--- Given data ---

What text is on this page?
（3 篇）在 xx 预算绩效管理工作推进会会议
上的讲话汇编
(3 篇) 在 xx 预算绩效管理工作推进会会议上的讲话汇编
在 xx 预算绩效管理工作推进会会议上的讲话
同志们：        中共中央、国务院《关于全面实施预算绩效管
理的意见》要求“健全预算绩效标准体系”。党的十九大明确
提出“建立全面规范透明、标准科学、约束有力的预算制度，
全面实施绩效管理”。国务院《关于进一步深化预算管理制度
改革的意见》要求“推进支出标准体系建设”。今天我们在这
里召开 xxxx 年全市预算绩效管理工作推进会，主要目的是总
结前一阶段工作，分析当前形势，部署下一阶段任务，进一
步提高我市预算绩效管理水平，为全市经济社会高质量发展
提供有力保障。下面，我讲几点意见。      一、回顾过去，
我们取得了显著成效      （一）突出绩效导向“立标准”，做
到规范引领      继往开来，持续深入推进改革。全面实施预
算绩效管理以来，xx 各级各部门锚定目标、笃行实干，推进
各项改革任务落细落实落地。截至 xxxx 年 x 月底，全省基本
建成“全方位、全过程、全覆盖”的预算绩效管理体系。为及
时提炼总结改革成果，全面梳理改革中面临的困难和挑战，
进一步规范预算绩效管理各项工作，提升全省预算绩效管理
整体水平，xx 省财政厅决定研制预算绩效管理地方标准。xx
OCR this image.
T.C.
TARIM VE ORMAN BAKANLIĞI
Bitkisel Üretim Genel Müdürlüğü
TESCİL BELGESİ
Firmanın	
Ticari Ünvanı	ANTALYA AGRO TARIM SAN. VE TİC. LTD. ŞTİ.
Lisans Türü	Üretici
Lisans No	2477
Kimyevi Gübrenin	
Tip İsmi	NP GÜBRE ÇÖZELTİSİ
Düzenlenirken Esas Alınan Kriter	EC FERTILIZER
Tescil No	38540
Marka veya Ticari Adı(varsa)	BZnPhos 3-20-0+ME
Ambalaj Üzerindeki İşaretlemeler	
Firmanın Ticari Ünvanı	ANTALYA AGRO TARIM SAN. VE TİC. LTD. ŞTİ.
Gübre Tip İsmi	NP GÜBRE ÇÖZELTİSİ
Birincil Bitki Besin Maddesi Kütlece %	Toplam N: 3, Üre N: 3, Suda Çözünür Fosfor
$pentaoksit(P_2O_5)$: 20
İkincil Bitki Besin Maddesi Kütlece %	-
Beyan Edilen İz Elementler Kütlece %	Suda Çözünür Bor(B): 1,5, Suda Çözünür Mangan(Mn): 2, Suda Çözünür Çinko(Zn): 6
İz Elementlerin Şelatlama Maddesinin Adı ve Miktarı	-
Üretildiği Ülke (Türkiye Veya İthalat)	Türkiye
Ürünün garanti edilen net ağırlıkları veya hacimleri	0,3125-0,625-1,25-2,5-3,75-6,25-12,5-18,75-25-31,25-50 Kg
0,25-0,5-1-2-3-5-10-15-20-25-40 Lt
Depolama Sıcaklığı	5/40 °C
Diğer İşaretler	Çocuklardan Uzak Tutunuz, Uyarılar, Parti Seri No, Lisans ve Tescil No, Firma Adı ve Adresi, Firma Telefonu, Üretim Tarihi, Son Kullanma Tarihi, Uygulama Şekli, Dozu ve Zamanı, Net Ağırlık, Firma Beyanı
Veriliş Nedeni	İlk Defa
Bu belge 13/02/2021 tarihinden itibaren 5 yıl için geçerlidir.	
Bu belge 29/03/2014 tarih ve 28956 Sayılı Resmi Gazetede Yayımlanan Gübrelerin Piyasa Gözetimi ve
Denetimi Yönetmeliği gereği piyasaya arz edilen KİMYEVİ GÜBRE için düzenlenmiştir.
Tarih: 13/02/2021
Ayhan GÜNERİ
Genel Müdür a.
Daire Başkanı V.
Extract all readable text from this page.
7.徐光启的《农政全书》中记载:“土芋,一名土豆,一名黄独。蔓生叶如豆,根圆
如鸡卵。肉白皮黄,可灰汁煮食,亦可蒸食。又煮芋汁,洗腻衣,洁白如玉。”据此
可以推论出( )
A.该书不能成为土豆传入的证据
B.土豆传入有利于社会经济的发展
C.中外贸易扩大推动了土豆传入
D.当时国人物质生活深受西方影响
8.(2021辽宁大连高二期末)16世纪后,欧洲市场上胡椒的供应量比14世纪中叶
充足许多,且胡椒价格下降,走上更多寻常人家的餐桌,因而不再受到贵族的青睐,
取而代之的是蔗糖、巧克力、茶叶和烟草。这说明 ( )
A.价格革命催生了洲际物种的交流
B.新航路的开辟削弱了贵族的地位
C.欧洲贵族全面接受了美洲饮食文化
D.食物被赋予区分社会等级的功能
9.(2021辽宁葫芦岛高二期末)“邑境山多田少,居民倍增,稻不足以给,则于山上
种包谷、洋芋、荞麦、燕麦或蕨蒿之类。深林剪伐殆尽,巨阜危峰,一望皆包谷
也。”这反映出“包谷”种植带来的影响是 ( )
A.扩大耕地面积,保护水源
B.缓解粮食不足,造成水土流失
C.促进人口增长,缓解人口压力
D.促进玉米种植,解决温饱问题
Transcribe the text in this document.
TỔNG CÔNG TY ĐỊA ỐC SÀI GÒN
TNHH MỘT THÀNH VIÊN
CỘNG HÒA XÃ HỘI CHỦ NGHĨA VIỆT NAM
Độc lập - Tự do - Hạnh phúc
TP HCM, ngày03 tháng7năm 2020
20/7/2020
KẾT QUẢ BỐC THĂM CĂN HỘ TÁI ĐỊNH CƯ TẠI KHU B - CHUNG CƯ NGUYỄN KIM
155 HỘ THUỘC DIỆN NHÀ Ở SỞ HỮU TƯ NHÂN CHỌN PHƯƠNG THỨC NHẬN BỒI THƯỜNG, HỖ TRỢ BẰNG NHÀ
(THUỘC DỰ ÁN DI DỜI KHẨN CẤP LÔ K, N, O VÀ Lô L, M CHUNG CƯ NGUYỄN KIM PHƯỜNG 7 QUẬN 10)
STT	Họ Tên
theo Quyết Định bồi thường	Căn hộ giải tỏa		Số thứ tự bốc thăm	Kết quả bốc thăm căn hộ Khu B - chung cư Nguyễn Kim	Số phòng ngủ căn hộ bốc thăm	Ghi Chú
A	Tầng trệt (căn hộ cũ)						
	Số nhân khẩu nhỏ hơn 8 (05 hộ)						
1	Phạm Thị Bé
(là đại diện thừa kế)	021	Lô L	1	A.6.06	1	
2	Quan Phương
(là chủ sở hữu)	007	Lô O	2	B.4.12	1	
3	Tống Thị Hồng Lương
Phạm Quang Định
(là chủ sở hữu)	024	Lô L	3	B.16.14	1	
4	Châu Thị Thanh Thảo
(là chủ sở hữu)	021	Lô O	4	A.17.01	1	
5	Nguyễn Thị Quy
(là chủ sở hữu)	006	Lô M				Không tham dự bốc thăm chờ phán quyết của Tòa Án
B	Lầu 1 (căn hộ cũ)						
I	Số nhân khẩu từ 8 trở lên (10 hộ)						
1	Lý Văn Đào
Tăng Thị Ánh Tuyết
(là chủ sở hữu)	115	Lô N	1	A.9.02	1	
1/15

---

__Request__
Exactly as shown, repeat every record.

__The answer__
What text is on this page?
（3 篇）在 xx 预算绩效管理工作推进会会议
上的讲话汇编
(3 篇) 在 xx 预算绩效管理工作推进会会议上的讲话汇编
在 xx 预算绩效管理工作推进会会议上的讲话
同志们：        中共中央、国务院《关于全面实施预算绩效管
理的意见》要求“健全预算绩效标准体系”。党的十九大明确
提出“建立全面规范透明、标准科学、约束有力的预算制度，
全面实施绩效管理”。国务院《关于进一步深化预算管理制度
改革的意见》要求“推进支出标准体系建设”。今天我们在这
里召开 xxxx 年全市预算绩效管理工作推进会，主要目的是总
结前一阶段工作，分析当前形势，部署下一阶段任务，进一
步提高我市预算绩效管理水平，为全市经济社会高质量发展
提供有力保障。下面，我讲几点意见。      一、回顾过去，
我们取得了显著成效      （一）突出绩效导向“立标准”，做
到规范引领      继往开来，持续深入推进改革。全面实施预
算绩效管理以来，xx 各级各部门锚定目标、笃行实干，推进
各项改革任务落细落实落地。截至 xxxx 年 x 月底，全省基本
建成“全方位、全过程、全覆盖”的预算绩效管理体系。为及
时提炼总结改革成果，全面梳理改革中面临的困难和挑战，
进一步规范预算绩效管理各项工作，提升全省预算绩效管理
整体水平，xx 省财政厅决定研制预算绩效管理地方标准。xx
OCR this image.
T.C.
TARIM VE ORMAN BAKANLIĞI
Bitkisel Üretim Genel Müdürlüğü
TESCİL BELGESİ
Firmanın	
Ticari Ünvanı	ANTALYA AGRO TARIM SAN. VE TİC. LTD. ŞTİ.
Lisans Türü	Üretici
Lisans No	2477
Kimyevi Gübrenin	
Tip İsmi	NP GÜBRE ÇÖZELTİSİ
Düzenlenirken Esas Alınan Kriter	EC FERTILIZER
Tescil No	38540
Marka veya Ticari Adı(varsa)	BZnPhos 3-20-0+ME
Ambalaj Üzerindeki İşaretlemeler	
Firmanın Ticari Ünvanı	ANTALYA AGRO TARIM SAN. VE TİC. LTD. ŞTİ.
Gübre Tip İsmi	NP GÜBRE ÇÖZELTİSİ
Birincil Bitki Besin Maddesi Kütlece %	Toplam N: 3, Üre N: 3, Suda Çözünür Fosfor
$pentaoksit(P_2O_5)$: 20
İkincil Bitki Besin Maddesi Kütlece %	-
Beyan Edilen İz Elementler Kütlece %	Suda Çözünür Bor(B): 1,5, Suda Çözünür Mangan(Mn): 2, Suda Çözünür Çinko(Zn): 6
İz Elementlerin Şelatlama Maddesinin Adı ve Miktarı	-
Üretildiği Ülke (Türkiye Veya İthalat)	Türkiye
Ürünün garanti edilen net ağırlıkları veya hacimleri	0,3125-0,625-1,25-2,5-3,75-6,25-12,5-18,75-25-31,25-50 Kg
0,25-0,5-1-2-3-5-10-15-20-25-40 Lt
Depolama Sıcaklığı	5/40 °C
Diğer İşaretler	Çocuklardan Uzak Tutunuz, Uyarılar, Parti Seri No, Lisans ve Tescil No, Firma Adı ve Adresi, Firma Telefonu, Üretim Tarihi, Son Kullanma Tarihi, Uygulama Şekli, Dozu ve Zamanı, Net Ağırlık, Firma Beyanı
Veriliş Nedeni	İlk Defa
Bu belge 13/02/2021 tarihinden itibaren 5 yıl için geçerlidir.	
Bu belge 29/03/2014 tarih ve 28956 Sayılı Resmi Gazetede Yayımlanan Gübrelerin Piyasa Gözetimi ve
Denetimi Yönetmeliği gereği piyasaya arz edilen KİMYEVİ GÜBRE için düzenlenmiştir.
Tarih: 13/02/2021
Ayhan GÜNERİ
Genel Müdür a.
Daire Başkanı V.
Extract all readable text from this page.
7.徐光启的《农政全书》中记载:“土芋,一名土豆,一名黄独。蔓生叶如豆,根圆
如鸡卵。肉白皮黄,可灰汁煮食,亦可蒸食。又煮芋汁,洗腻衣,洁白如玉。”据此
可以推论出( )
A.该书不能成为土豆传入的证据
B.土豆传入有利于社会经济的发展
C.中外贸易扩大推动了土豆传入
D.当时国人物质生活深受西方影响
8.(2021辽宁大连高二期末)16世纪后,欧洲市场上胡椒的供应量比14世纪中叶
充足许多,且胡椒价格下降,走上更多寻常人家的餐桌,因而不再受到贵族的青睐,
取而代之的是蔗糖、巧克力、茶叶和烟草。这说明 ( )
A.价格革命催生了洲际物种的交流
B.新航路的开辟削弱了贵族的地位
C.欧洲贵族全面接受了美洲饮食文化
D.食物被赋予区分社会等级的功能
9.(2021辽宁葫芦岛高二期末)“邑境山多田少,居民倍增,稻不足以给,则于山上
种包谷、洋芋、荞麦、燕麦或蕨蒿之类。深林剪伐殆尽,巨阜危峰,一望皆包谷
也。”这反映出“包谷”种植带来的影响是 ( )
A.扩大耕地面积,保护水源
B.缓解粮食不足,造成水土流失
C.促进人口增长,缓解人口压力
D.促进玉米种植,解决温饱问题
Transcribe the text in this document.
TỔNG CÔNG TY ĐỊA ỐC SÀI GÒN
TNHH MỘT THÀNH VIÊN
CỘNG HÒA XÃ HỘI CHỦ NGHĨA VIỆT NAM
Độc lập - Tự do - Hạnh phúc
TP HCM, ngày03 tháng7năm 2020
20/7/2020
KẾT QUẢ BỐC THĂM CĂN HỘ TÁI ĐỊNH CƯ TẠI KHU B - CHUNG CƯ NGUYỄN KIM
155 HỘ THUỘC DIỆN NHÀ Ở SỞ HỮU TƯ NHÂN CHỌN PHƯƠNG THỨC NHẬN BỒI THƯỜNG, HỖ TRỢ BẰNG NHÀ
(THUỘC DỰ ÁN DI DỜI KHẨN CẤP LÔ K, N, O VÀ Lô L, M CHUNG CƯ NGUYỄN KIM PHƯỜNG 7 QUẬN 10)
STT	Họ Tên
theo Quyết Định bồi thường	Căn hộ giải tỏa		Số thứ tự bốc thăm	Kết quả bốc thăm căn hộ Khu B - chung cư Nguyễn Kim	Số phòng ngủ căn hộ bốc thăm	Ghi Chú
A	Tầng trệt (căn hộ cũ)						
	Số nhân khẩu nhỏ hơn 8 (05 hộ)						
1	Phạm Thị Bé
(là đại diện thừa kế)	021	Lô L	1	A.6.06	1	
2	Quan Phương
(là chủ sở hữu)	007	Lô O	2	B.4.12	1	
3	Tống Thị Hồng Lương
Phạm Quang Định
(là chủ sở hữu)	024	Lô L	3	B.16.14	1	
4	Châu Thị Thanh Thảo
(là chủ sở hữu)	021	Lô O	4	A.17.01	1	
5	Nguyễn Thị Quy
(là chủ sở hữu)	006	Lô M				Không tham dự bốc thăm chờ phán quyết của Tòa Án
B	Lầu 1 (căn hộ cũ)						
I	Số nhân khẩu từ 8 trở lên (10 hộ)						
1	Lý Văn Đào
Tăng Thị Ánh Tuyết
(là chủ sở hữu)	115	Lô N	1	A.9.02	1	
1/15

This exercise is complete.